**AIM**
Please transcribe the data below exactly. Leave the pictures out.

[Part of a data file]
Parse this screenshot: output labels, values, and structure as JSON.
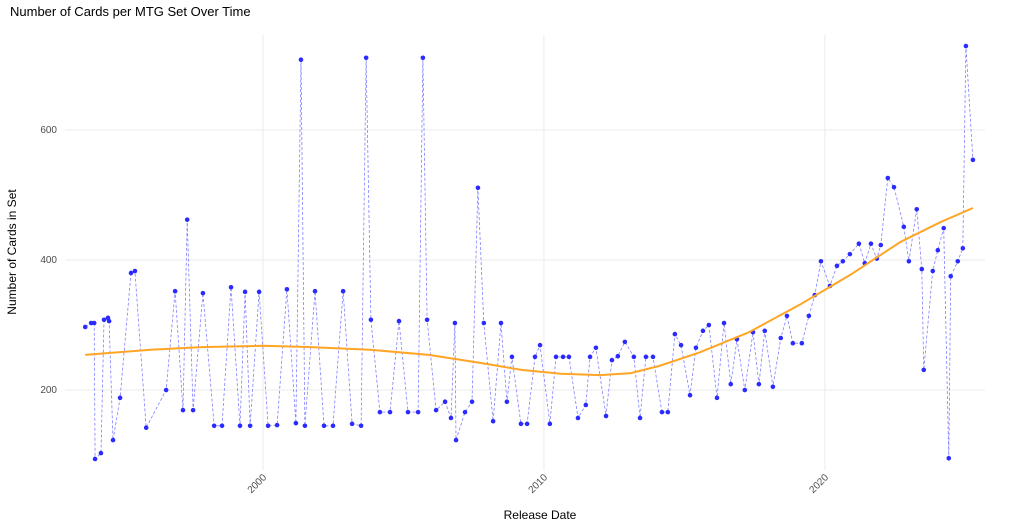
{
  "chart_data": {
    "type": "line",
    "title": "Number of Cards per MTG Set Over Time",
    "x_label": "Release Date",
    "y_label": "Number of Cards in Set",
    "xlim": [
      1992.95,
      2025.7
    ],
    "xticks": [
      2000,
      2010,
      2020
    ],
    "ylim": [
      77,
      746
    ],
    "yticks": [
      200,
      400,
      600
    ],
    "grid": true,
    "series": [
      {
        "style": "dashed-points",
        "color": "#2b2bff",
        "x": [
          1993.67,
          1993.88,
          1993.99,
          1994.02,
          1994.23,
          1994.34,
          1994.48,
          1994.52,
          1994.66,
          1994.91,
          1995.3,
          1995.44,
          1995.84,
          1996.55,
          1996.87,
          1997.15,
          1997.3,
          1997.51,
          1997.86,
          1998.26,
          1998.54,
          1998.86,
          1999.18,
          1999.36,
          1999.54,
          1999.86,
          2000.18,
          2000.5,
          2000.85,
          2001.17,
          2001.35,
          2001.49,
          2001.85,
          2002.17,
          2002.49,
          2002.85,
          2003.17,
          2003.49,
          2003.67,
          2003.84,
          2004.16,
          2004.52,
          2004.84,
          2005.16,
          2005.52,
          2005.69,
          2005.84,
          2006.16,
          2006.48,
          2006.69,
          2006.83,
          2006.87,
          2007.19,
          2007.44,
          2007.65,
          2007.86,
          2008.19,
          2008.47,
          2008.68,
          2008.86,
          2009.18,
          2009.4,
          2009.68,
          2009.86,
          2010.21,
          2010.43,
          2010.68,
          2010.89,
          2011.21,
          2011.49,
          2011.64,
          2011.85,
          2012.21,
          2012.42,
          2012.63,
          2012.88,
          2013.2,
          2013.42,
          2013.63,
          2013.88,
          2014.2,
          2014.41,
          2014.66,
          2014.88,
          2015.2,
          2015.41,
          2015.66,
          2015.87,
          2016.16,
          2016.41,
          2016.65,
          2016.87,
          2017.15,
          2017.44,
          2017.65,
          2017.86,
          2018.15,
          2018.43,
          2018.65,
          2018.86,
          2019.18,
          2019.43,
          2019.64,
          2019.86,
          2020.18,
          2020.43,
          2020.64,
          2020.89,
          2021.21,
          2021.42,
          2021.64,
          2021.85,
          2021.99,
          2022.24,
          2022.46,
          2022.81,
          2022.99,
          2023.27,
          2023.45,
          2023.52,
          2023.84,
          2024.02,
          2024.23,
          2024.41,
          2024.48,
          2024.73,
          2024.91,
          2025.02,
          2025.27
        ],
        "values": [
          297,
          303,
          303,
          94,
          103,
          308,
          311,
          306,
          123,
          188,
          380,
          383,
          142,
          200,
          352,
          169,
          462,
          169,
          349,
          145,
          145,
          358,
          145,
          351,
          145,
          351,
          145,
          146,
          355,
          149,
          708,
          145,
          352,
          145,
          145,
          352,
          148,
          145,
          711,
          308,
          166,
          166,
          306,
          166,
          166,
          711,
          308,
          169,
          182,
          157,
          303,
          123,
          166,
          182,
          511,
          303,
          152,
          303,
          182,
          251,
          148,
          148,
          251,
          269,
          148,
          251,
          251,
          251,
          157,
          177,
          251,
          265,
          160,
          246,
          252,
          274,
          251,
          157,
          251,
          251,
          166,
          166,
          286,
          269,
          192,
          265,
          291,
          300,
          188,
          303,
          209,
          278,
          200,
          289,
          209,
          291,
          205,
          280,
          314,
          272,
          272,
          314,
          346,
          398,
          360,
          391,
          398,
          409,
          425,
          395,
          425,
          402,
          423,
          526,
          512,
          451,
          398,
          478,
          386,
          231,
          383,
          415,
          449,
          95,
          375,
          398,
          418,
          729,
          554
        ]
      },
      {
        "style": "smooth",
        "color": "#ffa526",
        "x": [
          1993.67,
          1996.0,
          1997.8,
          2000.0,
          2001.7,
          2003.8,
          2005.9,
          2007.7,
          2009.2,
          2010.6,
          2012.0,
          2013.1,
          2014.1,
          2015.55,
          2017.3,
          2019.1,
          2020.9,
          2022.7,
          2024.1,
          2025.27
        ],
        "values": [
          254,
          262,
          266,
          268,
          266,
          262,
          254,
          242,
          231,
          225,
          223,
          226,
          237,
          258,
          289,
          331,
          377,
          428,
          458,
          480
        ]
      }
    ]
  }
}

**SOLVED PROBLEM**
Parse this screenshot: output labels, values, and structure as JSON.
{
  "chart_data": {
    "type": "line",
    "title": "Number of Cards per MTG Set Over Time",
    "x_label": "Release Date",
    "y_label": "Number of Cards in Set",
    "xlim": [
      1992.95,
      2025.7
    ],
    "xticks": [
      2000,
      2010,
      2020
    ],
    "ylim": [
      77,
      746
    ],
    "yticks": [
      200,
      400,
      600
    ],
    "grid": true,
    "series": [
      {
        "style": "dashed-points",
        "color": "#2b2bff",
        "x": [
          1993.67,
          1993.88,
          1993.99,
          1994.02,
          1994.23,
          1994.34,
          1994.48,
          1994.52,
          1994.66,
          1994.91,
          1995.3,
          1995.44,
          1995.84,
          1996.55,
          1996.87,
          1997.15,
          1997.3,
          1997.51,
          1997.86,
          1998.26,
          1998.54,
          1998.86,
          1999.18,
          1999.36,
          1999.54,
          1999.86,
          2000.18,
          2000.5,
          2000.85,
          2001.17,
          2001.35,
          2001.49,
          2001.85,
          2002.17,
          2002.49,
          2002.85,
          2003.17,
          2003.49,
          2003.67,
          2003.84,
          2004.16,
          2004.52,
          2004.84,
          2005.16,
          2005.52,
          2005.69,
          2005.84,
          2006.16,
          2006.48,
          2006.69,
          2006.83,
          2006.87,
          2007.19,
          2007.44,
          2007.65,
          2007.86,
          2008.19,
          2008.47,
          2008.68,
          2008.86,
          2009.18,
          2009.4,
          2009.68,
          2009.86,
          2010.21,
          2010.43,
          2010.68,
          2010.89,
          2011.21,
          2011.49,
          2011.64,
          2011.85,
          2012.21,
          2012.42,
          2012.63,
          2012.88,
          2013.2,
          2013.42,
          2013.63,
          2013.88,
          2014.2,
          2014.41,
          2014.66,
          2014.88,
          2015.2,
          2015.41,
          2015.66,
          2015.87,
          2016.16,
          2016.41,
          2016.65,
          2016.87,
          2017.15,
          2017.44,
          2017.65,
          2017.86,
          2018.15,
          2018.43,
          2018.65,
          2018.86,
          2019.18,
          2019.43,
          2019.64,
          2019.86,
          2020.18,
          2020.43,
          2020.64,
          2020.89,
          2021.21,
          2021.42,
          2021.64,
          2021.85,
          2021.99,
          2022.24,
          2022.46,
          2022.81,
          2022.99,
          2023.27,
          2023.45,
          2023.52,
          2023.84,
          2024.02,
          2024.23,
          2024.41,
          2024.48,
          2024.73,
          2024.91,
          2025.02,
          2025.27
        ],
        "values": [
          297,
          303,
          303,
          94,
          103,
          308,
          311,
          306,
          123,
          188,
          380,
          383,
          142,
          200,
          352,
          169,
          462,
          169,
          349,
          145,
          145,
          358,
          145,
          351,
          145,
          351,
          145,
          146,
          355,
          149,
          708,
          145,
          352,
          145,
          145,
          352,
          148,
          145,
          711,
          308,
          166,
          166,
          306,
          166,
          166,
          711,
          308,
          169,
          182,
          157,
          303,
          123,
          166,
          182,
          511,
          303,
          152,
          303,
          182,
          251,
          148,
          148,
          251,
          269,
          148,
          251,
          251,
          251,
          157,
          177,
          251,
          265,
          160,
          246,
          252,
          274,
          251,
          157,
          251,
          251,
          166,
          166,
          286,
          269,
          192,
          265,
          291,
          300,
          188,
          303,
          209,
          278,
          200,
          289,
          209,
          291,
          205,
          280,
          314,
          272,
          272,
          314,
          346,
          398,
          360,
          391,
          398,
          409,
          425,
          395,
          425,
          402,
          423,
          526,
          512,
          451,
          398,
          478,
          386,
          231,
          383,
          415,
          449,
          95,
          375,
          398,
          418,
          729,
          554
        ]
      },
      {
        "style": "smooth",
        "color": "#ffa526",
        "x": [
          1993.67,
          1996.0,
          1997.8,
          2000.0,
          2001.7,
          2003.8,
          2005.9,
          2007.7,
          2009.2,
          2010.6,
          2012.0,
          2013.1,
          2014.1,
          2015.55,
          2017.3,
          2019.1,
          2020.9,
          2022.7,
          2024.1,
          2025.27
        ],
        "values": [
          254,
          262,
          266,
          268,
          266,
          262,
          254,
          242,
          231,
          225,
          223,
          226,
          237,
          258,
          289,
          331,
          377,
          428,
          458,
          480
        ]
      }
    ]
  }
}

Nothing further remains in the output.